**SET PROBLEM:** Your task is to transcribe all the entries exactly, excluding pictures.
● ● ● ● ● ● ●
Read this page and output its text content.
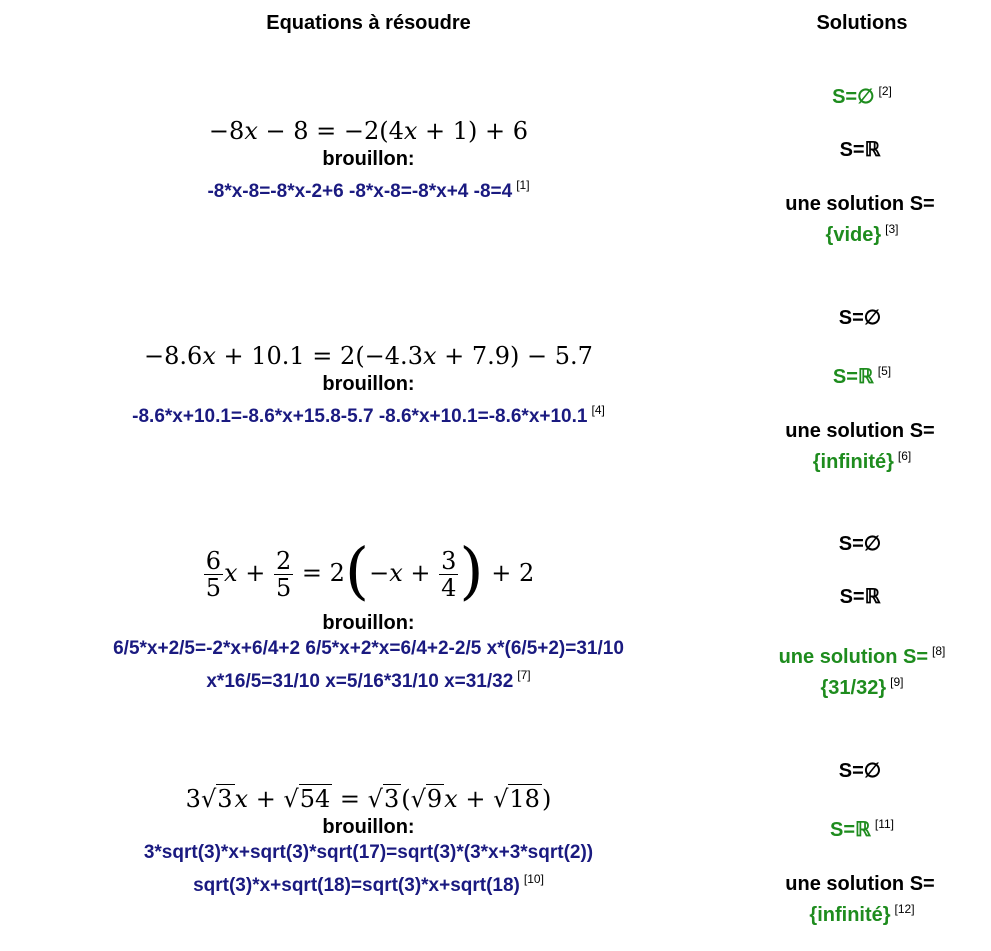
Equations à résoudre	Solutions
−8x − 8 = −2(4x + 1) + 6
brouillon:
-8*x-8=-8*x-2+6 -8*x-8=-8*x+4 -8=4 [1]
−8.6x + 10.1 = 2(−4.3x + 7.9) − 5.7
brouillon:
-8.6*x+10.1=-8.6*x+15.8-5.7 -8.6*x+10.1=-8.6*x+10.1 [4]
$\frac{6}{5}$ $x + \frac{2}{5} = 2(-x + \frac{3}{4}$ ) + 2
brouillon:
6/5*x+2/5=-2*x+6/4+2 6/5*x+2*x=6/4+2-2/5 x*(6/5+2)=31/10
x*16/5=31/10 x=5/16*31/10 x=31/32 [7]
3√3x + √54 = √3(√9x + √18)
brouillon:
3*sqrt(3)*x+sqrt(3)*sqrt(17)=sqrt(3)*(3*x+3*sqrt(2))
sqrt(3)*x+sqrt(18)=sqrt(3)*x+sqrt(18) [10]
S=∅ [2]
S=ℝ
une solution S=
{vide} [3]
S=∅
S=ℝ [5]
une solution S=
{infinité} [6]
S=∅
S=ℝ
une solution S= [8]
{31/32} [9]
S=∅
S=ℝ [11]
une solution S=
{infinité} [12]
● ● ● ● ● ● ●
**IN RESPONSE:**
Read this page and output its text content.
Equations à résoudre	Solutions
−8x − 8 = −2(4x + 1) + 6
brouillon:
-8*x-8=-8*x-2+6 -8*x-8=-8*x+4 -8=4 [1]
−8.6x + 10.1 = 2(−4.3x + 7.9) − 5.7
brouillon:
-8.6*x+10.1=-8.6*x+15.8-5.7 -8.6*x+10.1=-8.6*x+10.1 [4]
$\frac{6}{5}$ $x + \frac{2}{5} = 2(-x + \frac{3}{4}$ ) + 2
brouillon:
6/5*x+2/5=-2*x+6/4+2 6/5*x+2*x=6/4+2-2/5 x*(6/5+2)=31/10
x*16/5=31/10 x=5/16*31/10 x=31/32 [7]
3√3x + √54 = √3(√9x + √18)
brouillon:
3*sqrt(3)*x+sqrt(3)*sqrt(17)=sqrt(3)*(3*x+3*sqrt(2))
sqrt(3)*x+sqrt(18)=sqrt(3)*x+sqrt(18) [10]
S=∅ [2]
S=ℝ
une solution S=
{vide} [3]
S=∅
S=ℝ [5]
une solution S=
{infinité} [6]
S=∅
S=ℝ
une solution S= [8]
{31/32} [9]
S=∅
S=ℝ [11]
une solution S=
{infinité} [12]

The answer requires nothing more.